Exercise prompt: All the records that follow need to be reproduced exactly. Omit the images.

┌──

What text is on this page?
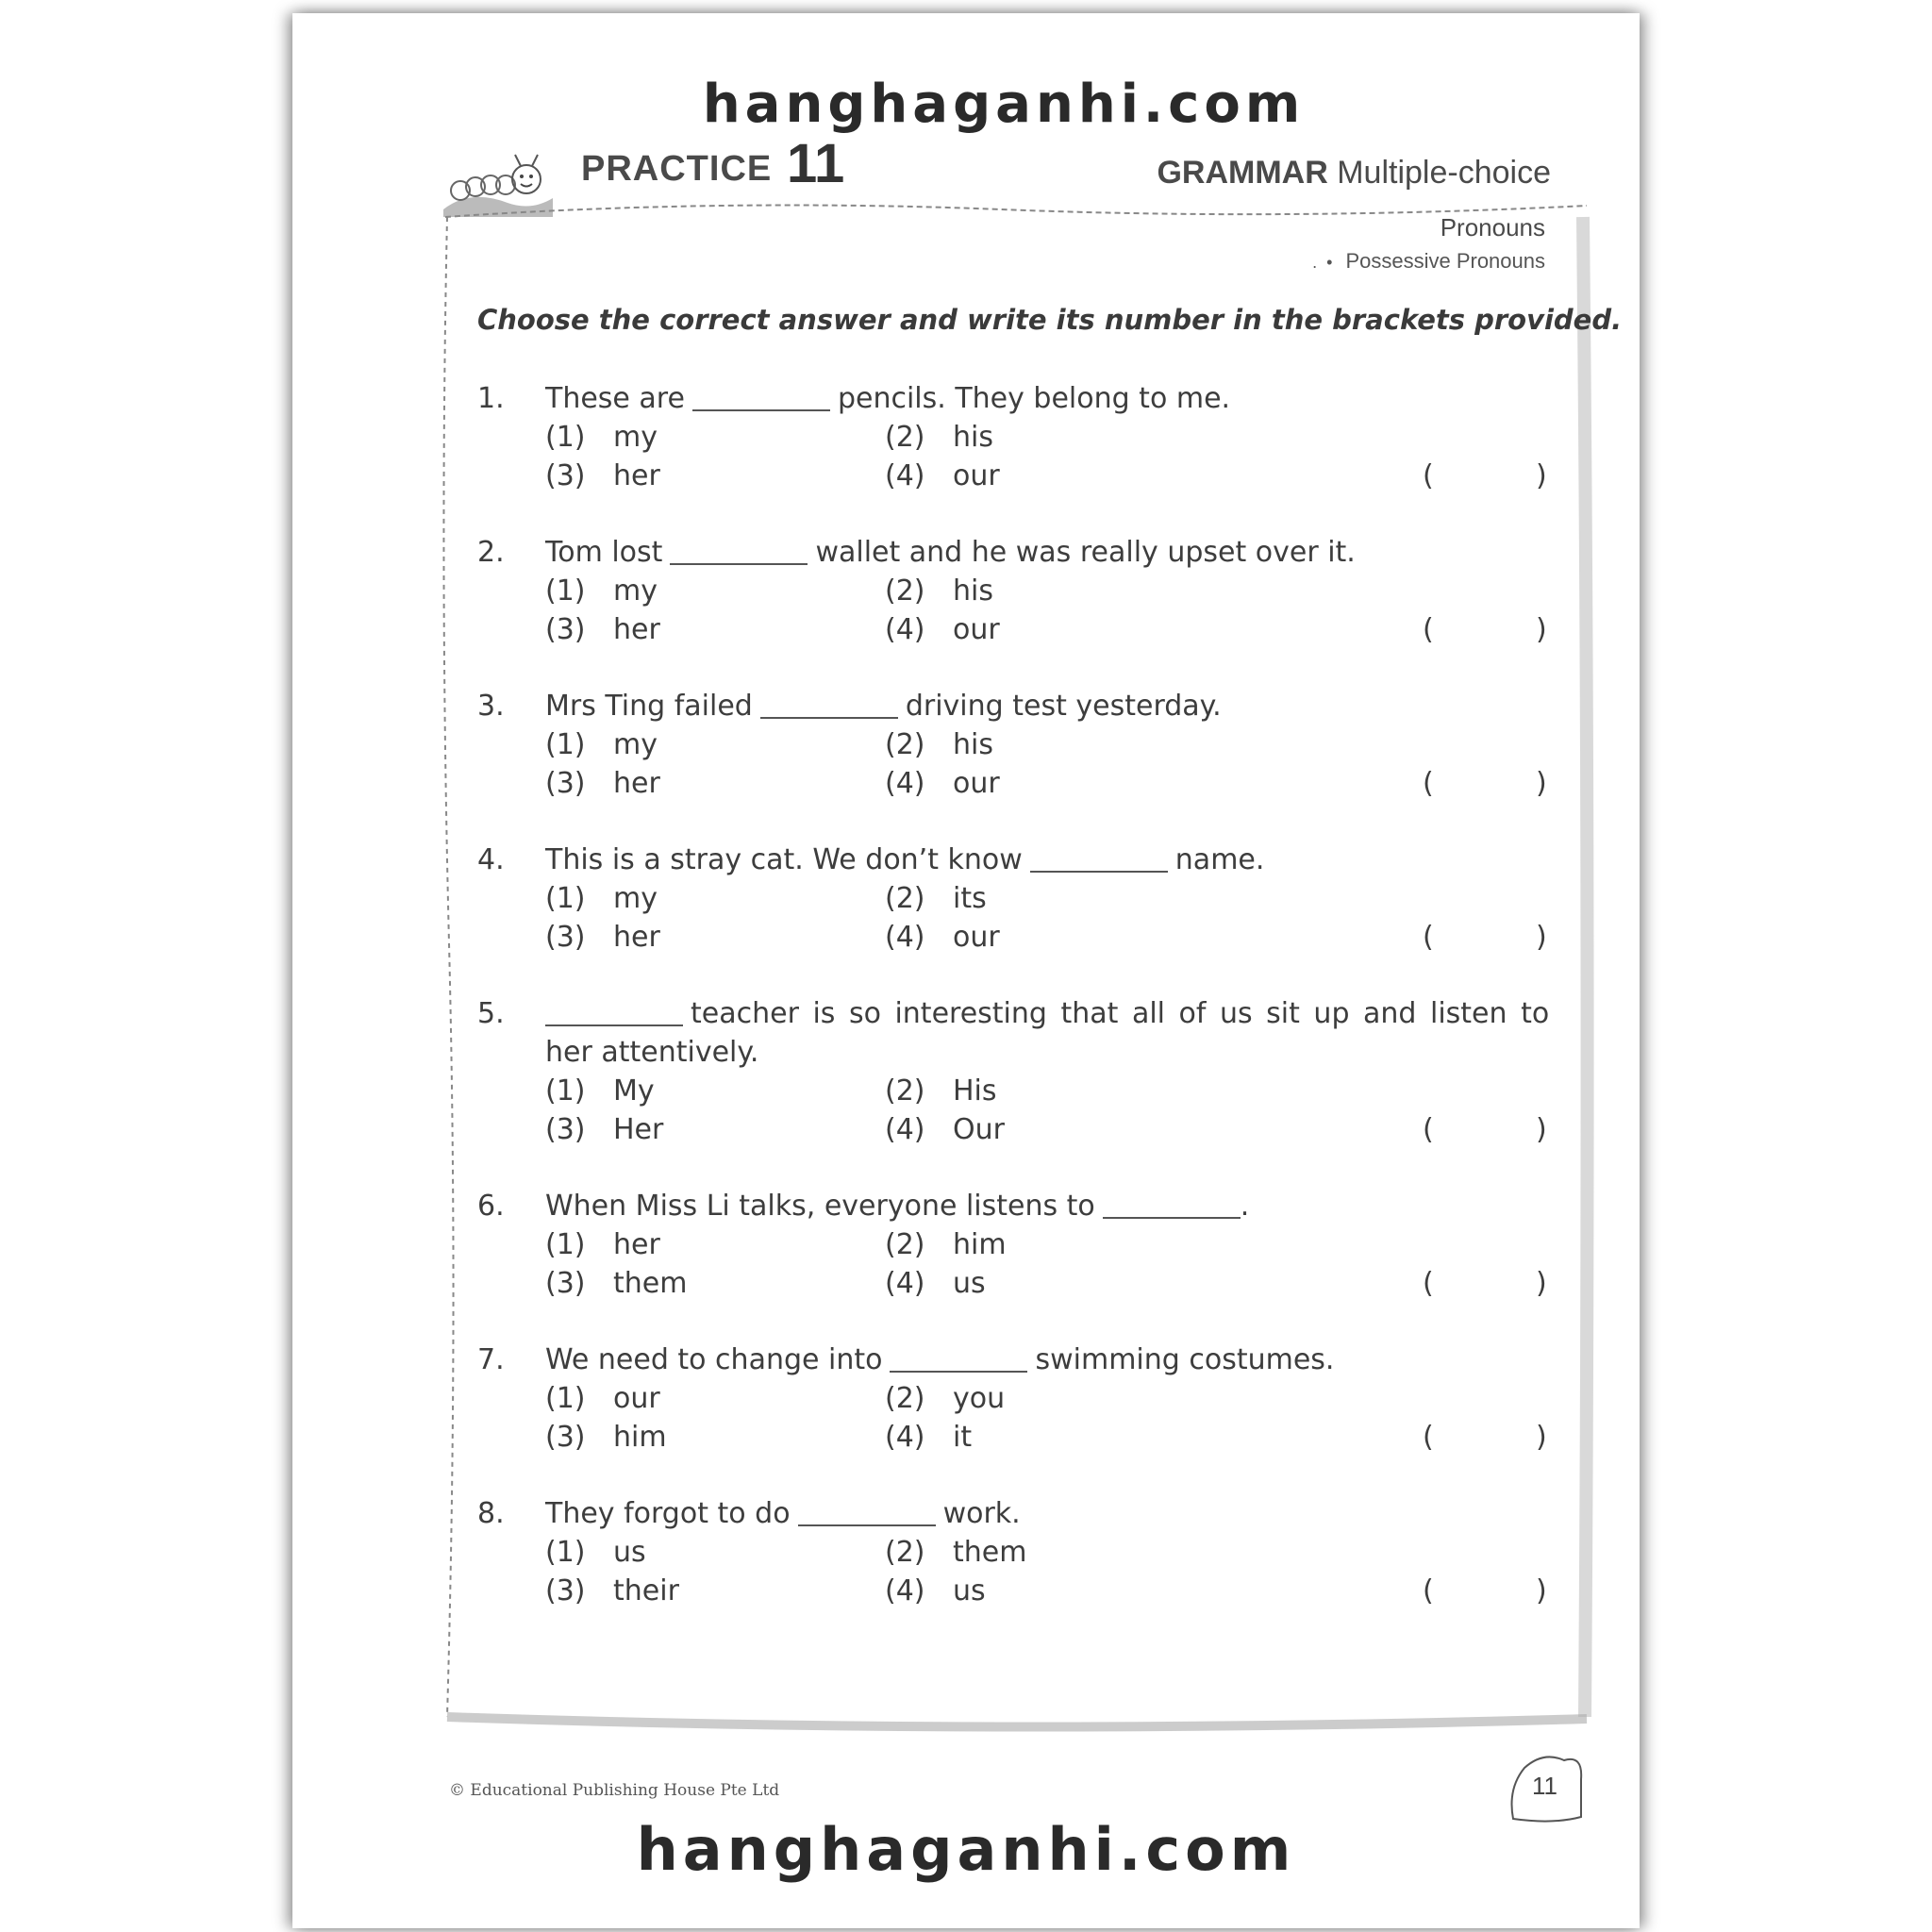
hanghaganhi.com
PRACTICE 11	GRAMMAR Multiple-choice
Pronouns
.  • Possessive Pronouns
Choose the correct answer and write its number in the brackets provided.
1. These are	pencils. They belong to me.
(1) my	(2) his
(3) her	(4) our	(	)
2. Tom lost	wallet and he was really upset over it.
(1) my	(2) his
(3) her	(4) our	(	)
3. Mrs Ting failed	driving test yesterday.
(1) my	(2) his
(3) her	(4) our	(	)
4. This is a stray cat. We don’t know	name.
(1) my	(2) its
(3) her	(4) our	(	)
5.	teacher is so interesting that all of us sit up and listen to
her attentively.
(1) My	(2) His
(3) Her	(4) Our	(	)
6. When Miss Li talks, everyone listens to	.
(1) her	(2) him
(3) them	(4) us	(	)
7. We need to change into	swimming costumes.
(1) our	(2) you
(3) him	(4) it	(	)
8. They forgot to do	work.
(1) us	(2) them
(3) their	(4) us	(	)
© Educational Publishing House Pte Ltd	11
hanghaganhi.com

└──

Answer in full:
What text is on this page?
hanghaganhi.com
PRACTICE 11	GRAMMAR Multiple-choice
Pronouns
.  • Possessive Pronouns
Choose the correct answer and write its number in the brackets provided.
1. These are	pencils. They belong to me.
(1) my	(2) his
(3) her	(4) our	(	)
2. Tom lost	wallet and he was really upset over it.
(1) my	(2) his
(3) her	(4) our	(	)
3. Mrs Ting failed	driving test yesterday.
(1) my	(2) his
(3) her	(4) our	(	)
4. This is a stray cat. We don’t know	name.
(1) my	(2) its
(3) her	(4) our	(	)
5.	teacher is so interesting that all of us sit up and listen to
her attentively.
(1) My	(2) His
(3) Her	(4) Our	(	)
6. When Miss Li talks, everyone listens to	.
(1) her	(2) him
(3) them	(4) us	(	)
7. We need to change into	swimming costumes.
(1) our	(2) you
(3) him	(4) it	(	)
8. They forgot to do	work.
(1) us	(2) them
(3) their	(4) us	(	)
© Educational Publishing House Pte Ltd	11
hanghaganhi.com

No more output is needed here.